◆ TASK TO CARRY OUT:
Go through the entries and transcribe each one exactly, dropping the pictures.

Stored data entries:
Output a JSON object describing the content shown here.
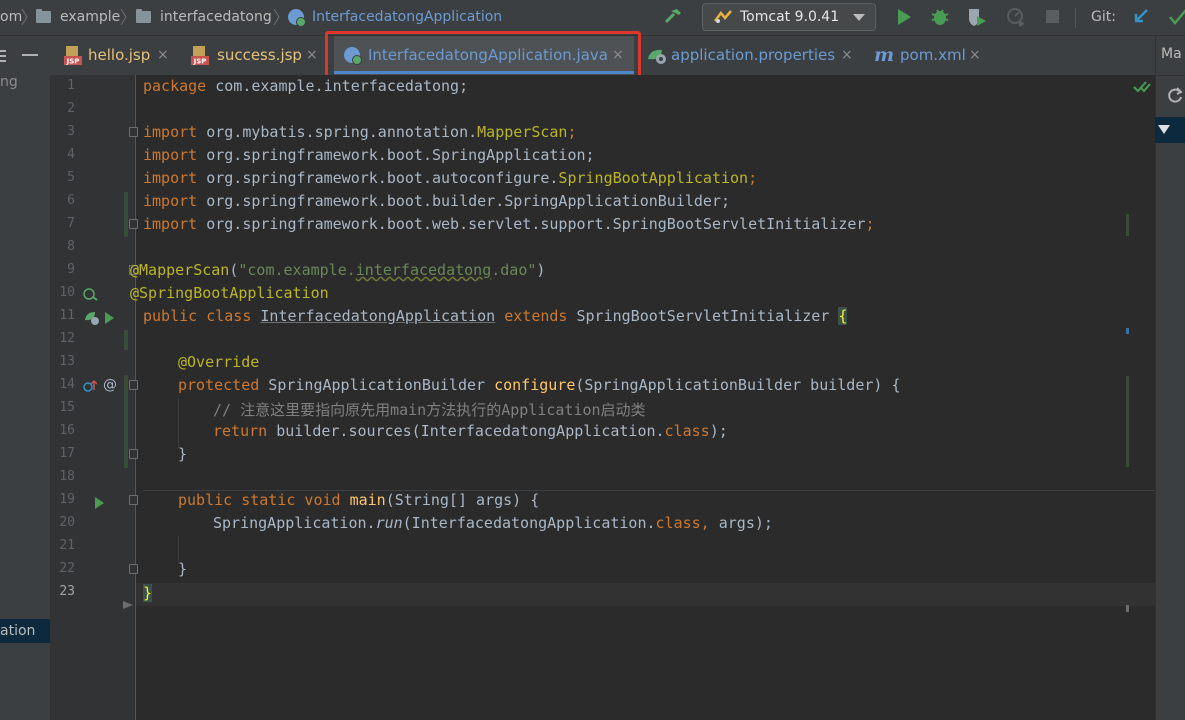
{
  "navbar": {
    "crumb_root_fragment": "om",
    "crumb_1": "example",
    "crumb_2": "interfacedatong",
    "crumb_3": "InterfacedatongApplication",
    "run_config": "Tomcat 9.0.41",
    "git_label": "Git:"
  },
  "tabs": [
    {
      "label": "hello.jsp",
      "icon": "jsp-file-icon"
    },
    {
      "label": "success.jsp",
      "icon": "jsp-file-icon"
    },
    {
      "label": "InterfacedatongApplication.java",
      "icon": "spring-boot-class-icon",
      "active": true
    },
    {
      "label": "application.properties",
      "icon": "spring-properties-icon"
    },
    {
      "label": "pom.xml",
      "icon": "maven-icon"
    }
  ],
  "tab_close_glyph": "×",
  "left_panel": {
    "top_fragment": "ng",
    "selected_fragment": "ation"
  },
  "right_panel": {
    "top_label": "Ma"
  },
  "line_numbers": [
    "1",
    "2",
    "3",
    "4",
    "5",
    "6",
    "7",
    "8",
    "9",
    "10",
    "11",
    "12",
    "13",
    "14",
    "15",
    "16",
    "17",
    "18",
    "19",
    "20",
    "21",
    "22",
    "23"
  ],
  "code": {
    "l1_kw": "package",
    "l1_rest": " com.example.interfacedatong;",
    "l3_kw": "import",
    "l3_pkg": " org.mybatis.spring.annotation.",
    "l3_cls": "MapperScan",
    "l4_kw": "import",
    "l4_rest": " org.springframework.boot.SpringApplication;",
    "l5_kw": "import",
    "l5_pkg": " org.springframework.boot.autoconfigure.",
    "l5_cls": "SpringBootApplication",
    "l6_kw": "import",
    "l6_rest": " org.springframework.boot.builder.SpringApplicationBuilder;",
    "l7_kw": "import",
    "l7_rest": " org.springframework.boot.web.servlet.support.SpringBootServletInitializer",
    "semicolon": ";",
    "l9_ann": "@MapperScan",
    "l9_open": "(",
    "l9_str_a": "\"com.example.",
    "l9_str_b": "interfacedatong",
    "l9_str_c": ".dao\"",
    "l9_close": ")",
    "l10_ann": "@SpringBootApplication",
    "l11_kw": "public class",
    "l11_name": "InterfacedatongApplication",
    "l11_ext": "extends",
    "l11_super": "SpringBootServletInitializer",
    "open_brace": "{",
    "l13_ann": "@Override",
    "l14_kw": "protected",
    "l14_type": " SpringApplicationBuilder ",
    "l14_fn": "configure",
    "l14_params": "(SpringApplicationBuilder builder) {",
    "l15_cmt": "// 注意这里要指向原先用main方法执行的Application启动类",
    "l16_kw": "return",
    "l16_mid": " builder.sources(InterfacedatongApplication.",
    "l16_cls_kw": "class",
    "l16_end": ");",
    "close_brace": "}",
    "l19_kw": "public static void",
    "l19_fn": "main",
    "l19_params": "(String[] args) {",
    "l20_a": "SpringApplication.",
    "l20_run": "run",
    "l20_b": "(InterfacedatongApplication.",
    "l20_cls_kw": "class,",
    "l20_c": " args);",
    "l23_brace": "}"
  },
  "colors": {
    "keyword": "#cc7832",
    "annotation": "#bbb529",
    "string": "#6a8759",
    "comment": "#808080",
    "function": "#ffc66d",
    "text": "#a9b7c6",
    "highlight_box": "#e0352b",
    "active_tab_underline": "#4a88c7"
  }
}
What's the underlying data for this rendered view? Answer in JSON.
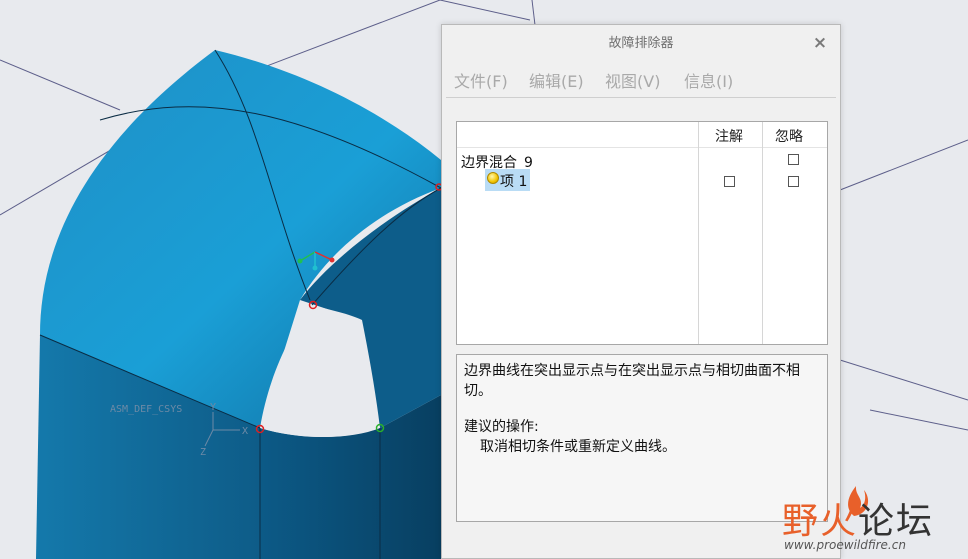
{
  "viewport": {
    "csys_label": "ASM_DEF_CSYS",
    "axis_x": "X",
    "axis_y": "Y",
    "axis_z": "Z",
    "colors": {
      "surface": "#1b86bd",
      "surface_dark": "#0c4f77",
      "background": "#e8eaee"
    }
  },
  "dialog": {
    "title": "故障排除器",
    "close_glyph": "×",
    "menu": [
      "文件(F)",
      "编辑(E)",
      "视图(V)",
      "信息(I)"
    ],
    "tree": {
      "col_note": "注解",
      "col_ignore": "忽略",
      "rows": [
        {
          "label": "边界混合_9",
          "note_checkbox": false,
          "ignore_checkbox": true
        },
        {
          "label": "项 1",
          "note_checkbox": true,
          "ignore_checkbox": true,
          "icon": "warning-bulb-icon"
        }
      ]
    },
    "message": {
      "line1": "边界曲线在突出显示点与在突出显示点与相切曲面不相",
      "line2": "切。",
      "suggest_title": "建议的操作:",
      "suggest_body": "取消相切条件或重新定义曲线。"
    }
  },
  "watermark": {
    "text_cn_1": "野火",
    "text_cn_2": "论坛",
    "url": "www.proewildfire.cn"
  }
}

◆ OUTPUT FOR THIS EXERCISE:
Output a JSON object describing the content shown here.
{
  "navbar": {
    "crumb_root_fragment": "om",
    "crumb_1": "example",
    "crumb_2": "interfacedatong",
    "crumb_3": "InterfacedatongApplication",
    "run_config": "Tomcat 9.0.41",
    "git_label": "Git:"
  },
  "tabs": [
    {
      "label": "hello.jsp",
      "icon": "jsp-file-icon"
    },
    {
      "label": "success.jsp",
      "icon": "jsp-file-icon"
    },
    {
      "label": "InterfacedatongApplication.java",
      "icon": "spring-boot-class-icon",
      "active": true
    },
    {
      "label": "application.properties",
      "icon": "spring-properties-icon"
    },
    {
      "label": "pom.xml",
      "icon": "maven-icon"
    }
  ],
  "tab_close_glyph": "×",
  "left_panel": {
    "top_fragment": "ng",
    "selected_fragment": "ation"
  },
  "right_panel": {
    "top_label": "Ma"
  },
  "line_numbers": [
    "1",
    "2",
    "3",
    "4",
    "5",
    "6",
    "7",
    "8",
    "9",
    "10",
    "11",
    "12",
    "13",
    "14",
    "15",
    "16",
    "17",
    "18",
    "19",
    "20",
    "21",
    "22",
    "23"
  ],
  "code": {
    "l1_kw": "package",
    "l1_rest": " com.example.interfacedatong;",
    "l3_kw": "import",
    "l3_pkg": " org.mybatis.spring.annotation.",
    "l3_cls": "MapperScan",
    "l4_kw": "import",
    "l4_rest": " org.springframework.boot.SpringApplication;",
    "l5_kw": "import",
    "l5_pkg": " org.springframework.boot.autoconfigure.",
    "l5_cls": "SpringBootApplication",
    "l6_kw": "import",
    "l6_rest": " org.springframework.boot.builder.SpringApplicationBuilder;",
    "l7_kw": "import",
    "l7_rest": " org.springframework.boot.web.servlet.support.SpringBootServletInitializer",
    "semicolon": ";",
    "l9_ann": "@MapperScan",
    "l9_open": "(",
    "l9_str_a": "\"com.example.",
    "l9_str_b": "interfacedatong",
    "l9_str_c": ".dao\"",
    "l9_close": ")",
    "l10_ann": "@SpringBootApplication",
    "l11_kw": "public class",
    "l11_name": "InterfacedatongApplication",
    "l11_ext": "extends",
    "l11_super": "SpringBootServletInitializer",
    "open_brace": "{",
    "l13_ann": "@Override",
    "l14_kw": "protected",
    "l14_type": " SpringApplicationBuilder ",
    "l14_fn": "configure",
    "l14_params": "(SpringApplicationBuilder builder) {",
    "l15_cmt": "// 注意这里要指向原先用main方法执行的Application启动类",
    "l16_kw": "return",
    "l16_mid": " builder.sources(InterfacedatongApplication.",
    "l16_cls_kw": "class",
    "l16_end": ");",
    "close_brace": "}",
    "l19_kw": "public static void",
    "l19_fn": "main",
    "l19_params": "(String[] args) {",
    "l20_a": "SpringApplication.",
    "l20_run": "run",
    "l20_b": "(InterfacedatongApplication.",
    "l20_cls_kw": "class,",
    "l20_c": " args);",
    "l23_brace": "}"
  },
  "colors": {
    "keyword": "#cc7832",
    "annotation": "#bbb529",
    "string": "#6a8759",
    "comment": "#808080",
    "function": "#ffc66d",
    "text": "#a9b7c6",
    "highlight_box": "#e0352b",
    "active_tab_underline": "#4a88c7"
  }
}
What's the underlying data for this rendered view? Answer in JSON.
{
  "viewport": {
    "csys_label": "ASM_DEF_CSYS",
    "axis_x": "X",
    "axis_y": "Y",
    "axis_z": "Z",
    "colors": {
      "surface": "#1b86bd",
      "surface_dark": "#0c4f77",
      "background": "#e8eaee"
    }
  },
  "dialog": {
    "title": "故障排除器",
    "close_glyph": "×",
    "menu": [
      "文件(F)",
      "编辑(E)",
      "视图(V)",
      "信息(I)"
    ],
    "tree": {
      "col_note": "注解",
      "col_ignore": "忽略",
      "rows": [
        {
          "label": "边界混合_9",
          "note_checkbox": false,
          "ignore_checkbox": true
        },
        {
          "label": "项 1",
          "note_checkbox": true,
          "ignore_checkbox": true,
          "icon": "warning-bulb-icon"
        }
      ]
    },
    "message": {
      "line1": "边界曲线在突出显示点与在突出显示点与相切曲面不相",
      "line2": "切。",
      "suggest_title": "建议的操作:",
      "suggest_body": "取消相切条件或重新定义曲线。"
    }
  },
  "watermark": {
    "text_cn_1": "野火",
    "text_cn_2": "论坛",
    "url": "www.proewildfire.cn"
  }
}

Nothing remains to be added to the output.